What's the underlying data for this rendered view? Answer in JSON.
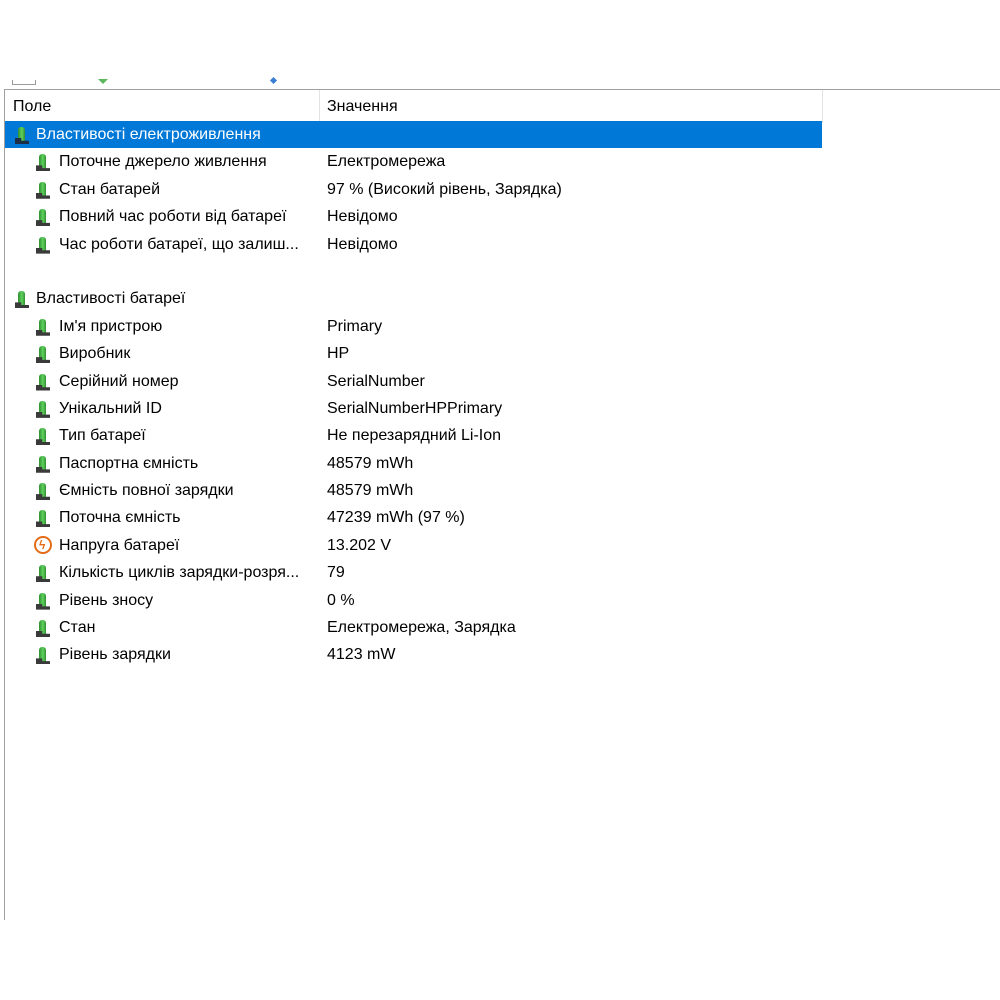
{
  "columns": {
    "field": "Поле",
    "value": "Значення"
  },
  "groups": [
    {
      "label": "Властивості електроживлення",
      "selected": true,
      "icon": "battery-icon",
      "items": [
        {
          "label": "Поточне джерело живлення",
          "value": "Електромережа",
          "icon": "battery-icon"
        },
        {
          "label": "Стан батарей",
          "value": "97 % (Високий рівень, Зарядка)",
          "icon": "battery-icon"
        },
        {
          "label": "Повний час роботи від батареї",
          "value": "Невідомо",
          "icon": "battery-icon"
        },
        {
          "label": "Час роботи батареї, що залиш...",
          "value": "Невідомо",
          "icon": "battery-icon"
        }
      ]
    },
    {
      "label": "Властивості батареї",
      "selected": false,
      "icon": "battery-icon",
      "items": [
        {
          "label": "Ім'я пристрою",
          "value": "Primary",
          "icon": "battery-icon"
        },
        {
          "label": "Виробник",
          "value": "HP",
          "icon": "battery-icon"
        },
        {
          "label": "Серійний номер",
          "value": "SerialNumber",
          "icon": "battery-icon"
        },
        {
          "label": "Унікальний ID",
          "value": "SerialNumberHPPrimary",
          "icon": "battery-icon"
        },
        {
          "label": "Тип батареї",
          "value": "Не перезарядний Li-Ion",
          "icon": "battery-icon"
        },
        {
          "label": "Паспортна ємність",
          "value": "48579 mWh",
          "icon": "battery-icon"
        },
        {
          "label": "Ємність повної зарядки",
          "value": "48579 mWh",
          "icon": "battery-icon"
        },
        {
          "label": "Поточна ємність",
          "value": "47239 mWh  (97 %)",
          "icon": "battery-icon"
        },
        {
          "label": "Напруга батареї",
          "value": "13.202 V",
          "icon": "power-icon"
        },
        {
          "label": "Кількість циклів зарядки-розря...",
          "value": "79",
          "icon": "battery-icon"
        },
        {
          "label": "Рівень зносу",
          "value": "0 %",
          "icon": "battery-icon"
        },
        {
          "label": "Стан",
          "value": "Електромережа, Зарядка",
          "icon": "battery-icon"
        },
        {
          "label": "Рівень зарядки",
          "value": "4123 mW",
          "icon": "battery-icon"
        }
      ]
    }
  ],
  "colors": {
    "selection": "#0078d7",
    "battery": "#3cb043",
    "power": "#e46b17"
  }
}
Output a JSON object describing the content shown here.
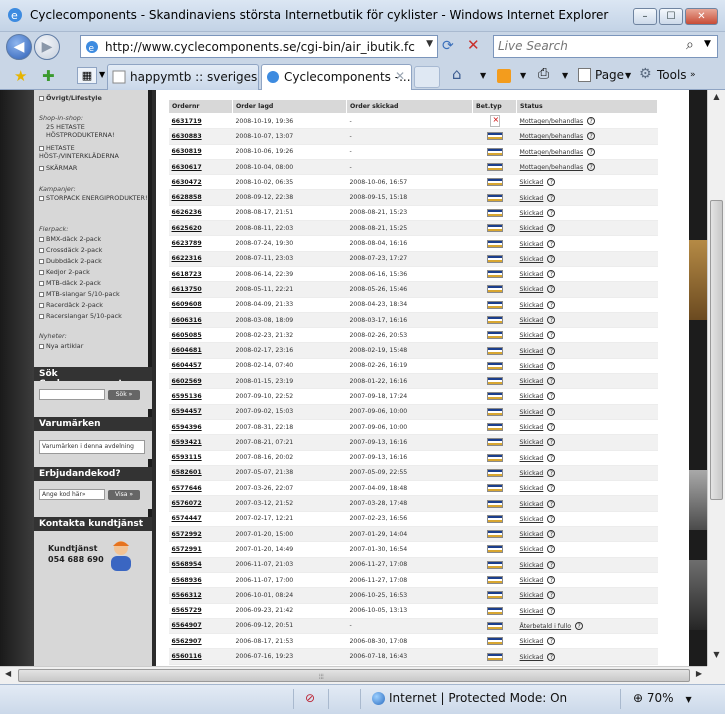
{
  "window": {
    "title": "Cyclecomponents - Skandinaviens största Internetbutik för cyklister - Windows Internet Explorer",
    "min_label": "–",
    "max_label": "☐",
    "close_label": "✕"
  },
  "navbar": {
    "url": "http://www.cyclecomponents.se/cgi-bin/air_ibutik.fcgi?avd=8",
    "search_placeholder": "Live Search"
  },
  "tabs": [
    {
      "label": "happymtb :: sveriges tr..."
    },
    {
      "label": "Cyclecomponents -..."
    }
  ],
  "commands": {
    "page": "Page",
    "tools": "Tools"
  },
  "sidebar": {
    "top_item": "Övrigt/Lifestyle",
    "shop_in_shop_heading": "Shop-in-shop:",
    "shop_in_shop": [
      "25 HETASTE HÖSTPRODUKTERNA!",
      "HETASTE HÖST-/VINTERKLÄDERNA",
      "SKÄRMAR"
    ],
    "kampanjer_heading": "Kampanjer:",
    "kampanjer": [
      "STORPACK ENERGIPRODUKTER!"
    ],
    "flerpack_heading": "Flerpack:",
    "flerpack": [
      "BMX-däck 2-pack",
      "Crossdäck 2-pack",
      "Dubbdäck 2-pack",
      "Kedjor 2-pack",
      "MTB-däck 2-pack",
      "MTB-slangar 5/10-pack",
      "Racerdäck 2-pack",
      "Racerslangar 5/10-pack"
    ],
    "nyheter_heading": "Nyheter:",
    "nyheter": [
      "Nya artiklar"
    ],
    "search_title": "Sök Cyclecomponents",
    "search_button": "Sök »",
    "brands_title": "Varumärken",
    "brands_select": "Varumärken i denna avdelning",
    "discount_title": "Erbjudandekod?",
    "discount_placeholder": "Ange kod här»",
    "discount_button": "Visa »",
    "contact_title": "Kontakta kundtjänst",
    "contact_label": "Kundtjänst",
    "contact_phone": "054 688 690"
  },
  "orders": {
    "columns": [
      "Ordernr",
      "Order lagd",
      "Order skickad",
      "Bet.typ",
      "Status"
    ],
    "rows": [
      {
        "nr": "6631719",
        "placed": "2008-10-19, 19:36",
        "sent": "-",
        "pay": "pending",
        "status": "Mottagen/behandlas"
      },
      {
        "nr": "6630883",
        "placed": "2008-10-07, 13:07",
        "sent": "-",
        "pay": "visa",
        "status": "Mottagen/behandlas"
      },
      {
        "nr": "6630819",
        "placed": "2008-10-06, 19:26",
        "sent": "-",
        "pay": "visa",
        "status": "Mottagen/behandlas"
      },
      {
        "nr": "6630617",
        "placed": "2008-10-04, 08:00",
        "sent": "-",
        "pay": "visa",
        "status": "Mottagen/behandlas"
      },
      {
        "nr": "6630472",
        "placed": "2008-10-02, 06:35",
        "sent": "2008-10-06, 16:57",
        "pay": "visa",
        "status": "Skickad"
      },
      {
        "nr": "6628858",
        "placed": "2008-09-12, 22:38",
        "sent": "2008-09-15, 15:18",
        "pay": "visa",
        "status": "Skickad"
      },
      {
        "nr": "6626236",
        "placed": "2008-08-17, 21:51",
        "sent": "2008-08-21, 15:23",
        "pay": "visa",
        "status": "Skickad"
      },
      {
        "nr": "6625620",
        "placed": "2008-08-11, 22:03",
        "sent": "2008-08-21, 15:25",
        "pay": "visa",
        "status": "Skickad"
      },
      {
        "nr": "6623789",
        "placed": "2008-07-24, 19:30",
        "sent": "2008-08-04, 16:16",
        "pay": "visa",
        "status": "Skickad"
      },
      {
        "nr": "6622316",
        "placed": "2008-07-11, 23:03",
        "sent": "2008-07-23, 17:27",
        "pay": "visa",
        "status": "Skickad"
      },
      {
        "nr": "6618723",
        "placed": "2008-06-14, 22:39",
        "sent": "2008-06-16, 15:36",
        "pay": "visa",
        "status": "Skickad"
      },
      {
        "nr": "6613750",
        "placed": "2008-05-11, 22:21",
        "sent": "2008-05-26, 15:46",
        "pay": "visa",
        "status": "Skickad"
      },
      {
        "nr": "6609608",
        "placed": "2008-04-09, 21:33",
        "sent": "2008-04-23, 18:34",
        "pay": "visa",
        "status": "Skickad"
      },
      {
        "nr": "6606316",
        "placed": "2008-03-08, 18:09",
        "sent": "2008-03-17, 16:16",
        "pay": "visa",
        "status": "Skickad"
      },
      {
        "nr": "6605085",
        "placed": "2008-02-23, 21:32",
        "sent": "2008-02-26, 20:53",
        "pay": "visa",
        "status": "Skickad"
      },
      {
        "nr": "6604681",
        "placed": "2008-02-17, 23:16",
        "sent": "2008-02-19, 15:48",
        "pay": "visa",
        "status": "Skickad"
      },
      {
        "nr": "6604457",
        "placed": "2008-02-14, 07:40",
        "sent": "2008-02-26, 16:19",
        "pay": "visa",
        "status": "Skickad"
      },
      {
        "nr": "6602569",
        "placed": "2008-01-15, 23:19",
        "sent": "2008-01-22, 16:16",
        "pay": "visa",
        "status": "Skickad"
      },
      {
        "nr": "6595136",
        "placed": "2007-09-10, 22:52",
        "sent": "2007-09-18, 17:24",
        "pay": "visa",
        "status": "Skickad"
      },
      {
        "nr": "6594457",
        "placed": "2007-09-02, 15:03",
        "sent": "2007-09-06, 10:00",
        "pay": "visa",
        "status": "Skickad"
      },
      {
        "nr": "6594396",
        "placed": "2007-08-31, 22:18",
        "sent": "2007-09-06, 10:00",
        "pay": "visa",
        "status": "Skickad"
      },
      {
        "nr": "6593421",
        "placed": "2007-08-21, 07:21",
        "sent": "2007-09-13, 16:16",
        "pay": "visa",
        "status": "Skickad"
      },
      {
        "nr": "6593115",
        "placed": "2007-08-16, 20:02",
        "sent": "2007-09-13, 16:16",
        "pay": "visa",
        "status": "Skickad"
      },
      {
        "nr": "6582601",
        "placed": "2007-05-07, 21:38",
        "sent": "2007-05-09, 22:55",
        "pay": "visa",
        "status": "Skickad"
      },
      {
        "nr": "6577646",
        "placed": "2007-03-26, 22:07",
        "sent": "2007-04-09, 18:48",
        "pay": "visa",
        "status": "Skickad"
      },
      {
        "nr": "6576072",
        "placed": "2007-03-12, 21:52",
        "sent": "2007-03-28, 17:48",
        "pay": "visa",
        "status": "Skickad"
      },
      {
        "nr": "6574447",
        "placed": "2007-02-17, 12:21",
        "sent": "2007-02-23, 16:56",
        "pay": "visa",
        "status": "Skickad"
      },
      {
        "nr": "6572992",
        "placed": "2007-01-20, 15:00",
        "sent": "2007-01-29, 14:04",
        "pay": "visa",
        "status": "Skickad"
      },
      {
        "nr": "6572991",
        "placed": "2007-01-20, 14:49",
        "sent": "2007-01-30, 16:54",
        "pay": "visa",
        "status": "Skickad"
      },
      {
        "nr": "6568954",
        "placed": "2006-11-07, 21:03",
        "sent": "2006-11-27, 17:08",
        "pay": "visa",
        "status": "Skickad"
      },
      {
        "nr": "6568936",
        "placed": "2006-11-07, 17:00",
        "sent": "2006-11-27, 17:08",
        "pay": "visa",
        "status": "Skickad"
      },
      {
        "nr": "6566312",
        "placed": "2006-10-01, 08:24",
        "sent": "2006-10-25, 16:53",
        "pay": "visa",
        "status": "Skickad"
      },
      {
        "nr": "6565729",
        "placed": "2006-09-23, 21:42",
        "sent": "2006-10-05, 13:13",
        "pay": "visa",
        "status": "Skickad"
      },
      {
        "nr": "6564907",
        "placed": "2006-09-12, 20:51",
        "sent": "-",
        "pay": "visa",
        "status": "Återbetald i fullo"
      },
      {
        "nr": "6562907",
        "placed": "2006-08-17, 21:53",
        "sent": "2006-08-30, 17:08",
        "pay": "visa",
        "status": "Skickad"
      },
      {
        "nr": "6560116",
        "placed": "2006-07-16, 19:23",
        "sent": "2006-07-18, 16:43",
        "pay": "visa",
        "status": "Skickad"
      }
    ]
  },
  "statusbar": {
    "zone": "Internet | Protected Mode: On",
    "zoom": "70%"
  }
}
+ + +
TO DO:
Pick each line holding the word "зарядки" out of the listing.

FULL SOLUTION:
          "label": "Ємність повної зарядки",
          "label": "Кількість циклів зарядки-розря...",
          "label": "Рівень зарядки",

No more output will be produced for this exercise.